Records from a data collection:
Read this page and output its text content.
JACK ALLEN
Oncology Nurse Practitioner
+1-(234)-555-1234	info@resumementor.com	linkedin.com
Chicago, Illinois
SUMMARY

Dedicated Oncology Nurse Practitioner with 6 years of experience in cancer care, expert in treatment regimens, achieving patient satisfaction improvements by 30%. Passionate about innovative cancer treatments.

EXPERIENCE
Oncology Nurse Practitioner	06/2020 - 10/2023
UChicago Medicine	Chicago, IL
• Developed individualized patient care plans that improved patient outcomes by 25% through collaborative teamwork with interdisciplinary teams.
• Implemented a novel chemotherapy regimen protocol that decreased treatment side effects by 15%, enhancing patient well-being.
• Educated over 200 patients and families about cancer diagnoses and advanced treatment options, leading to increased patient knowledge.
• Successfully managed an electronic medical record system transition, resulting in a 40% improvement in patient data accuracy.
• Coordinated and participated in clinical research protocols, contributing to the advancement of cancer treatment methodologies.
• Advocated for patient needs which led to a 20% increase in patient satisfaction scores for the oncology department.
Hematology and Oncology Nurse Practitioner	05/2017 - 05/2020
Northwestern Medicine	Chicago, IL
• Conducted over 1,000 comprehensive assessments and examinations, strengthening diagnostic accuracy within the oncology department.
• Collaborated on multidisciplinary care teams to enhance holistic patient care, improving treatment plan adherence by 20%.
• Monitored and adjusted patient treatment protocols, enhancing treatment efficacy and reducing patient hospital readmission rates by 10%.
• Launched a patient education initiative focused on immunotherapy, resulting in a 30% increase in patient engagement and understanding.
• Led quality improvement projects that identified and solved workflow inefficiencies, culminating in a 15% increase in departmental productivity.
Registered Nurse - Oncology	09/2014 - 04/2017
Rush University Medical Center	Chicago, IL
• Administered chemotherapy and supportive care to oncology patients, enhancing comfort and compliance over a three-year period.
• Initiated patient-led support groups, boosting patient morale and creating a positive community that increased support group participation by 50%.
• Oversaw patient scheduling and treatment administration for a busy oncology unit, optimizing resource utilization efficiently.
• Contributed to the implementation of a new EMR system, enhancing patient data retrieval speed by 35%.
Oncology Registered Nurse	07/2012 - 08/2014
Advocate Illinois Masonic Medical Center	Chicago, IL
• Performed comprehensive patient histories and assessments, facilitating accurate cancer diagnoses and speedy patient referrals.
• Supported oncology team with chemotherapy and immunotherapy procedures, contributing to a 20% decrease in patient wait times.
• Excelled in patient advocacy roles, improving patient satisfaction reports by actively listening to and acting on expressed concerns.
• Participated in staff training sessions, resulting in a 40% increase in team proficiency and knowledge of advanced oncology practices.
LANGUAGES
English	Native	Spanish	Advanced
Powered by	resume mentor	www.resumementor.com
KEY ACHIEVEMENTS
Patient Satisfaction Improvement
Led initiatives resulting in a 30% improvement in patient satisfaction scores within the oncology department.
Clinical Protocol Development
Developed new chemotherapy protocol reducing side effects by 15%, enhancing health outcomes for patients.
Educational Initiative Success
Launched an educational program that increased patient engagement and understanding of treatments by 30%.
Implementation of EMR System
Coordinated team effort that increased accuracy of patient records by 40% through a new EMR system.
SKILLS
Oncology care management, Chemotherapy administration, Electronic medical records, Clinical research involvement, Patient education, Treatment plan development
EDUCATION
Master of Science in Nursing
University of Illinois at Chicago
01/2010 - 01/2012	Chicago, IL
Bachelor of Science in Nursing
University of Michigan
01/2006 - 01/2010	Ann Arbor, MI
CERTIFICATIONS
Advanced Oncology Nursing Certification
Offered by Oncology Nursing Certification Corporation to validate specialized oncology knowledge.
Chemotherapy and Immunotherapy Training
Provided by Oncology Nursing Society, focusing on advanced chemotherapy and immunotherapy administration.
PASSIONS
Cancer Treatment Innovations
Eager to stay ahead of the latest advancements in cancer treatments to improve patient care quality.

• Activity
Each line in the records above that contains the word "scores" must be copied.

• Result for this exercise
• Advocated for patient needs which led to a 20% increase in patient satisfaction scores for the oncology department.
Led initiatives resulting in a 30% improvement in patient satisfaction scores within the oncology department.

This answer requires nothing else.